== Task to complete ==
Every line of the material that follows must be printed again exactly.

== Input material ==
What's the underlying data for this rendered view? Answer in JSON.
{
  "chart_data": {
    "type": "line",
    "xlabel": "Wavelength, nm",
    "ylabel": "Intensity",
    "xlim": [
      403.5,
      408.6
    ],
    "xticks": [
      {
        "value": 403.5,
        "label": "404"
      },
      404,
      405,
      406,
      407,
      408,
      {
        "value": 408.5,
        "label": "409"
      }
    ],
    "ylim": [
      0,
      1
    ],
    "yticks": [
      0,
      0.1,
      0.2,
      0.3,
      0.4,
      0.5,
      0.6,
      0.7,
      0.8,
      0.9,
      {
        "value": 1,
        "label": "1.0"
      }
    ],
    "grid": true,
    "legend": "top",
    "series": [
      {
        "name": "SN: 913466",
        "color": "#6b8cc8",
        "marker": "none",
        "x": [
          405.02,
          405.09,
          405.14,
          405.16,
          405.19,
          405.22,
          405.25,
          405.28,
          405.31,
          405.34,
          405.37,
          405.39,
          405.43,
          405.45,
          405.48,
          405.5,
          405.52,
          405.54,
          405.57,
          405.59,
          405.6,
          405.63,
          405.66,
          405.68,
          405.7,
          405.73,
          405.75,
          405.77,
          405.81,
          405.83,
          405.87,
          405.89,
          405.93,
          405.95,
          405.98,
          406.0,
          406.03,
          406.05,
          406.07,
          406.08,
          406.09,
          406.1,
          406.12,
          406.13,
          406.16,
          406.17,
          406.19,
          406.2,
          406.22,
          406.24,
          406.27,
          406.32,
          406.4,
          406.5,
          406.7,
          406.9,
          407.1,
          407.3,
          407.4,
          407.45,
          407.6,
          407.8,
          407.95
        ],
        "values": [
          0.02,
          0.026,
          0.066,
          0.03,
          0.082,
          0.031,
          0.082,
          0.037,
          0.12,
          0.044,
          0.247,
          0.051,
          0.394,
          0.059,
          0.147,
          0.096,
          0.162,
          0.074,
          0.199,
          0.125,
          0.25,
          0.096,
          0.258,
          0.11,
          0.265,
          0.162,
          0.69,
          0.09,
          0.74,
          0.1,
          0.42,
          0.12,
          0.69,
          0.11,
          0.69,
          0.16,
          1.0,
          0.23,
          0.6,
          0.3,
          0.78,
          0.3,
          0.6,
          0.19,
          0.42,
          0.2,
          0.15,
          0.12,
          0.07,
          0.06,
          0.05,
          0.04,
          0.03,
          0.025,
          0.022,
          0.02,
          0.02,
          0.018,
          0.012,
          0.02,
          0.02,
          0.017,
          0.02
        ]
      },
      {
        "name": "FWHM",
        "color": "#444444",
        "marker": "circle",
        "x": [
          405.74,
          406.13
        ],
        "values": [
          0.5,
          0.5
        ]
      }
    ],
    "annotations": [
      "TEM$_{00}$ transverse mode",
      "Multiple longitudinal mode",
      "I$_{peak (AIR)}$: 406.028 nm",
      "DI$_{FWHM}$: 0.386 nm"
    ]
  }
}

== Answer to this task ==
What's the underlying data for this rendered view? Answer in JSON.
{
  "chart_data": {
    "type": "line",
    "xlabel": "Wavelength, nm",
    "ylabel": "Intensity",
    "xlim": [
      403.5,
      408.6
    ],
    "xticks": [
      {
        "value": 403.5,
        "label": "404"
      },
      404,
      405,
      406,
      407,
      408,
      {
        "value": 408.5,
        "label": "409"
      }
    ],
    "ylim": [
      0,
      1
    ],
    "yticks": [
      0,
      0.1,
      0.2,
      0.3,
      0.4,
      0.5,
      0.6,
      0.7,
      0.8,
      0.9,
      {
        "value": 1,
        "label": "1.0"
      }
    ],
    "grid": true,
    "legend": "top",
    "series": [
      {
        "name": "SN: 913466",
        "color": "#6b8cc8",
        "marker": "none",
        "x": [
          405.02,
          405.09,
          405.14,
          405.16,
          405.19,
          405.22,
          405.25,
          405.28,
          405.31,
          405.34,
          405.37,
          405.39,
          405.43,
          405.45,
          405.48,
          405.5,
          405.52,
          405.54,
          405.57,
          405.59,
          405.6,
          405.63,
          405.66,
          405.68,
          405.7,
          405.73,
          405.75,
          405.77,
          405.81,
          405.83,
          405.87,
          405.89,
          405.93,
          405.95,
          405.98,
          406.0,
          406.03,
          406.05,
          406.07,
          406.08,
          406.09,
          406.1,
          406.12,
          406.13,
          406.16,
          406.17,
          406.19,
          406.2,
          406.22,
          406.24,
          406.27,
          406.32,
          406.4,
          406.5,
          406.7,
          406.9,
          407.1,
          407.3,
          407.4,
          407.45,
          407.6,
          407.8,
          407.95
        ],
        "values": [
          0.02,
          0.026,
          0.066,
          0.03,
          0.082,
          0.031,
          0.082,
          0.037,
          0.12,
          0.044,
          0.247,
          0.051,
          0.394,
          0.059,
          0.147,
          0.096,
          0.162,
          0.074,
          0.199,
          0.125,
          0.25,
          0.096,
          0.258,
          0.11,
          0.265,
          0.162,
          0.69,
          0.09,
          0.74,
          0.1,
          0.42,
          0.12,
          0.69,
          0.11,
          0.69,
          0.16,
          1.0,
          0.23,
          0.6,
          0.3,
          0.78,
          0.3,
          0.6,
          0.19,
          0.42,
          0.2,
          0.15,
          0.12,
          0.07,
          0.06,
          0.05,
          0.04,
          0.03,
          0.025,
          0.022,
          0.02,
          0.02,
          0.018,
          0.012,
          0.02,
          0.02,
          0.017,
          0.02
        ]
      },
      {
        "name": "FWHM",
        "color": "#444444",
        "marker": "circle",
        "x": [
          405.74,
          406.13
        ],
        "values": [
          0.5,
          0.5
        ]
      }
    ],
    "annotations": [
      "TEM$_{00}$ transverse mode",
      "Multiple longitudinal mode",
      "I$_{peak (AIR)}$: 406.028 nm",
      "DI$_{FWHM}$: 0.386 nm"
    ]
  }
}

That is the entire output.